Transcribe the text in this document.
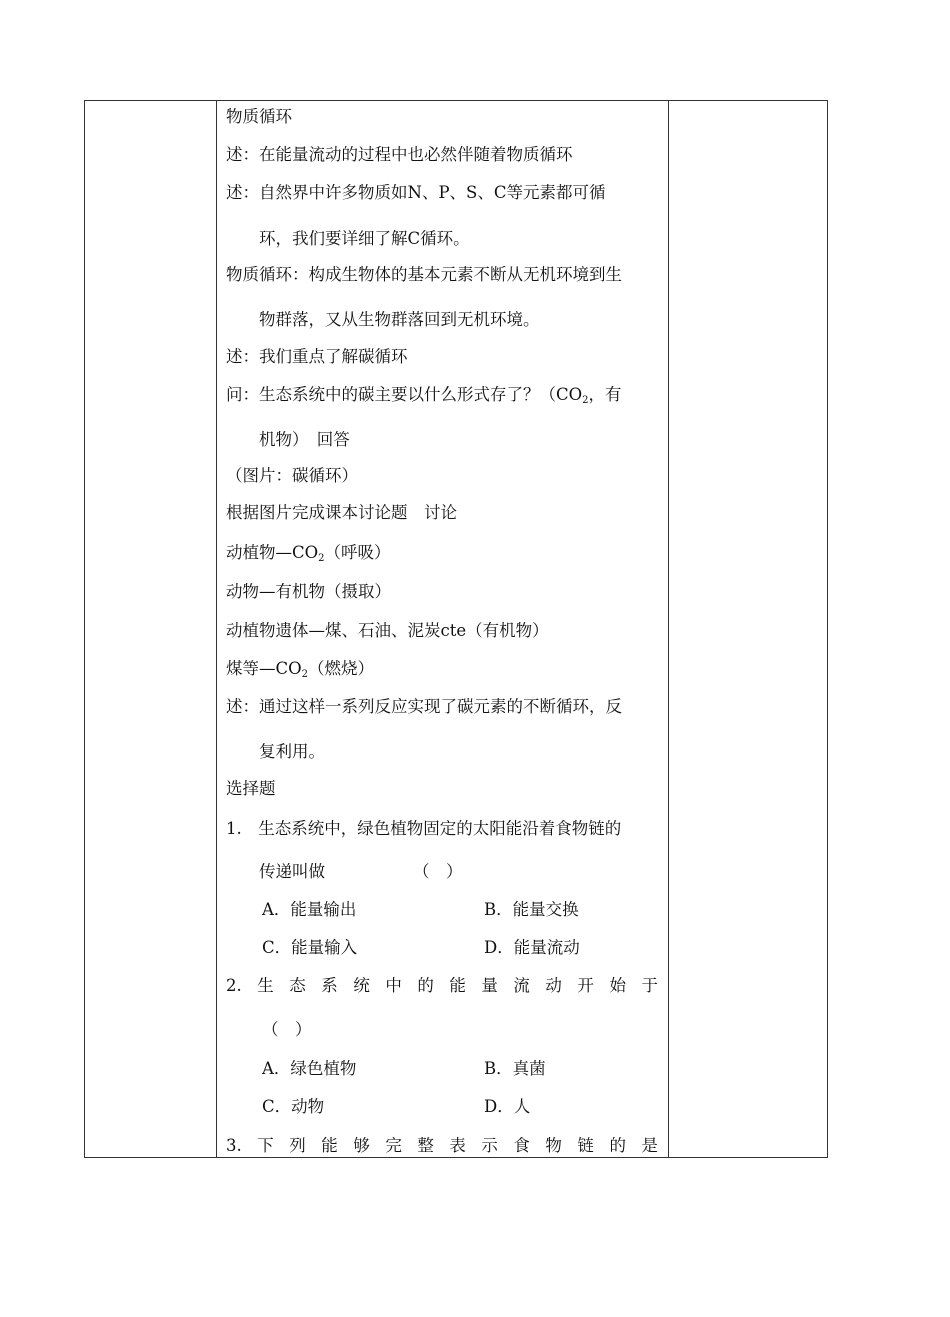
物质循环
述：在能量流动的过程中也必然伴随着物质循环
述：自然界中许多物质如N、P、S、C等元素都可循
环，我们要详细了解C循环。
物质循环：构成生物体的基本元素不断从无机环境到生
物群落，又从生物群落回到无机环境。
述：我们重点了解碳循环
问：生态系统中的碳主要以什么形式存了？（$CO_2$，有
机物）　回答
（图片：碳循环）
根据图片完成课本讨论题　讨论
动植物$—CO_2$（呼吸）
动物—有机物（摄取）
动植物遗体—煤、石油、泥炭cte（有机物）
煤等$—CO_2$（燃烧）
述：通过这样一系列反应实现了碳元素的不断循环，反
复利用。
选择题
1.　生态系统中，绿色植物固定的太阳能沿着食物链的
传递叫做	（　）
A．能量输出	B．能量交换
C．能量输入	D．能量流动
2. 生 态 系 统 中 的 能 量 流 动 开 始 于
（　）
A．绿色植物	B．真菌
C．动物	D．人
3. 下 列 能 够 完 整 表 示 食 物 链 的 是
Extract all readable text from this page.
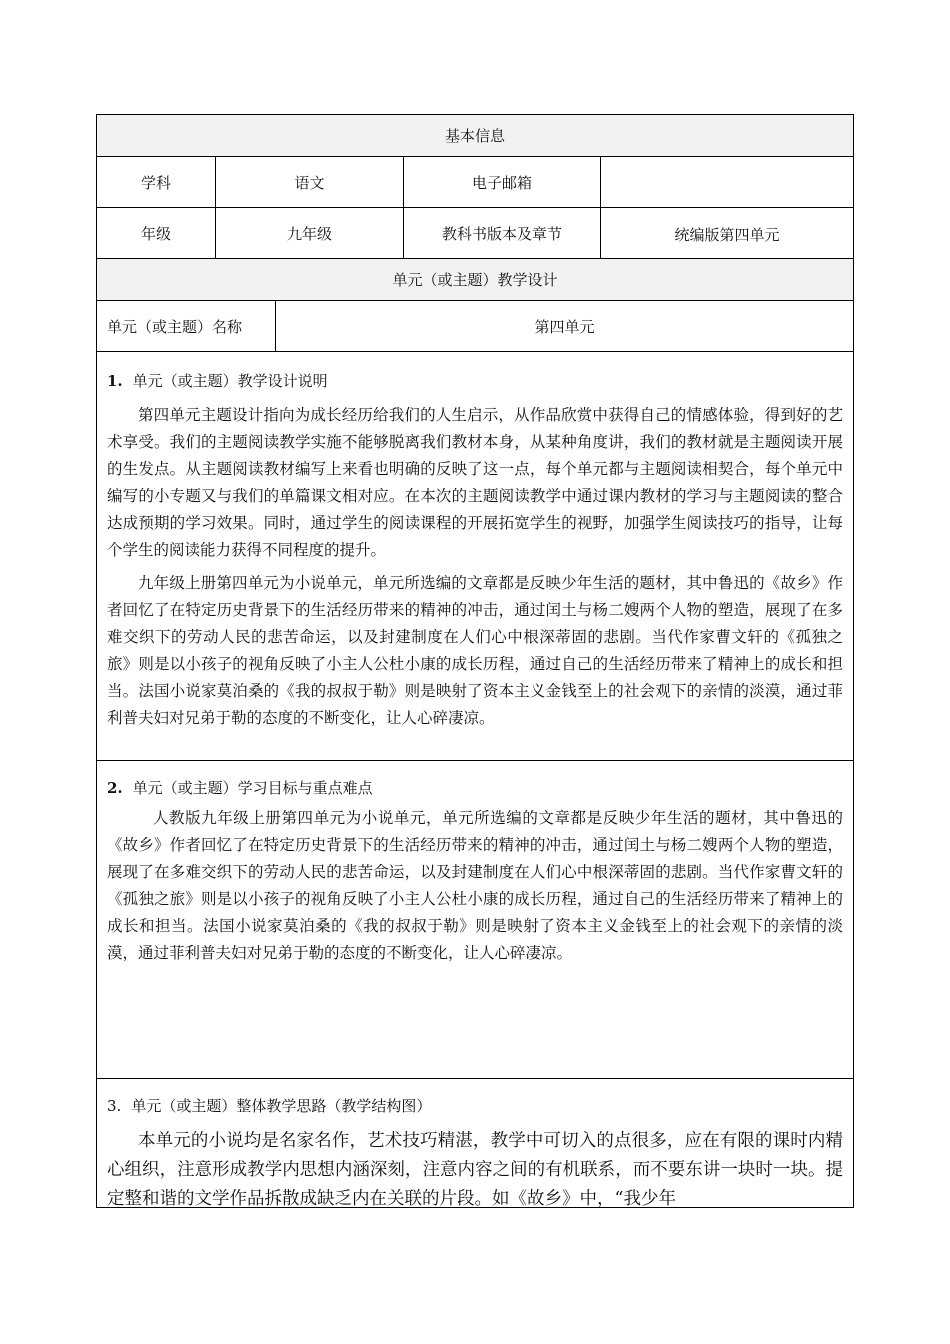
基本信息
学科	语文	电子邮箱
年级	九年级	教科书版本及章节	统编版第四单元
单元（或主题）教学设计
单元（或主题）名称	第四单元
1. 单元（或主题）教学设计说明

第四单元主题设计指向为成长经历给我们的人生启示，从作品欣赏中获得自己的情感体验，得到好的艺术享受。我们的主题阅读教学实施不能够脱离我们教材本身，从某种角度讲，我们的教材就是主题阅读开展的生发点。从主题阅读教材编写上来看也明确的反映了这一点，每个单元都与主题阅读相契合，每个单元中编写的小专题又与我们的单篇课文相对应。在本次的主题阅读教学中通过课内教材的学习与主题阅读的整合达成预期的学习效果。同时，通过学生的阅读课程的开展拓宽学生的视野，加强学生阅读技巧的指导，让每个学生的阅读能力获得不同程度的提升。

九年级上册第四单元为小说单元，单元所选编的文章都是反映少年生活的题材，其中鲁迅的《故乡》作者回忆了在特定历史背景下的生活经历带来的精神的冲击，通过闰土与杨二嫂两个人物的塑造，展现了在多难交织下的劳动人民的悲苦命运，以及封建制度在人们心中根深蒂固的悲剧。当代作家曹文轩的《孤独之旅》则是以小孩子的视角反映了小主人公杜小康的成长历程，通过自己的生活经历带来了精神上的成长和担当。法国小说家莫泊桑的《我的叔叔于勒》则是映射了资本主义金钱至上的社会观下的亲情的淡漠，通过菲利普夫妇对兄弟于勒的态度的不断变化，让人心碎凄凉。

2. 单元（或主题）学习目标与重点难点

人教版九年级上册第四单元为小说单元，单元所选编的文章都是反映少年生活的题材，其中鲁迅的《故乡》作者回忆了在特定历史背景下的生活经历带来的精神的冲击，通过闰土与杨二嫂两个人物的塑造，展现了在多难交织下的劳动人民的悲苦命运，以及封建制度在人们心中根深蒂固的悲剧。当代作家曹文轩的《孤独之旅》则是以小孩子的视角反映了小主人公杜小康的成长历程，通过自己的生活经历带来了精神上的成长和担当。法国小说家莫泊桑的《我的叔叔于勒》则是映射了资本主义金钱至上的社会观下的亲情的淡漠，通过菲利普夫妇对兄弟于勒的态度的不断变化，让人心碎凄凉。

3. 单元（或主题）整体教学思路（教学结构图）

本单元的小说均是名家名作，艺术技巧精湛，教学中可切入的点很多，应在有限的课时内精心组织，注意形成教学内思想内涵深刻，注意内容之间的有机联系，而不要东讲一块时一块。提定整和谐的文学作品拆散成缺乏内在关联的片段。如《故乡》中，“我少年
——————
Quote verbatim every line starting at the line that contains "Extract all readable text from this page." and ending with the last line of the records; omit all pictures.

◆ Problem solution:
Extract all readable text from this page.
基本信息
学科	语文	电子邮箱
年级	九年级	教科书版本及章节	统编版第四单元
单元（或主题）教学设计
单元（或主题）名称	第四单元
1. 单元（或主题）教学设计说明

第四单元主题设计指向为成长经历给我们的人生启示，从作品欣赏中获得自己的情感体验，得到好的艺术享受。我们的主题阅读教学实施不能够脱离我们教材本身，从某种角度讲，我们的教材就是主题阅读开展的生发点。从主题阅读教材编写上来看也明确的反映了这一点，每个单元都与主题阅读相契合，每个单元中编写的小专题又与我们的单篇课文相对应。在本次的主题阅读教学中通过课内教材的学习与主题阅读的整合达成预期的学习效果。同时，通过学生的阅读课程的开展拓宽学生的视野，加强学生阅读技巧的指导，让每个学生的阅读能力获得不同程度的提升。

九年级上册第四单元为小说单元，单元所选编的文章都是反映少年生活的题材，其中鲁迅的《故乡》作者回忆了在特定历史背景下的生活经历带来的精神的冲击，通过闰土与杨二嫂两个人物的塑造，展现了在多难交织下的劳动人民的悲苦命运，以及封建制度在人们心中根深蒂固的悲剧。当代作家曹文轩的《孤独之旅》则是以小孩子的视角反映了小主人公杜小康的成长历程，通过自己的生活经历带来了精神上的成长和担当。法国小说家莫泊桑的《我的叔叔于勒》则是映射了资本主义金钱至上的社会观下的亲情的淡漠，通过菲利普夫妇对兄弟于勒的态度的不断变化，让人心碎凄凉。

2. 单元（或主题）学习目标与重点难点

人教版九年级上册第四单元为小说单元，单元所选编的文章都是反映少年生活的题材，其中鲁迅的《故乡》作者回忆了在特定历史背景下的生活经历带来的精神的冲击，通过闰土与杨二嫂两个人物的塑造，展现了在多难交织下的劳动人民的悲苦命运，以及封建制度在人们心中根深蒂固的悲剧。当代作家曹文轩的《孤独之旅》则是以小孩子的视角反映了小主人公杜小康的成长历程，通过自己的生活经历带来了精神上的成长和担当。法国小说家莫泊桑的《我的叔叔于勒》则是映射了资本主义金钱至上的社会观下的亲情的淡漠，通过菲利普夫妇对兄弟于勒的态度的不断变化，让人心碎凄凉。

3. 单元（或主题）整体教学思路（教学结构图）

本单元的小说均是名家名作，艺术技巧精湛，教学中可切入的点很多，应在有限的课时内精心组织，注意形成教学内思想内涵深刻，注意内容之间的有机联系，而不要东讲一块时一块。提定整和谐的文学作品拆散成缺乏内在关联的片段。如《故乡》中，“我少年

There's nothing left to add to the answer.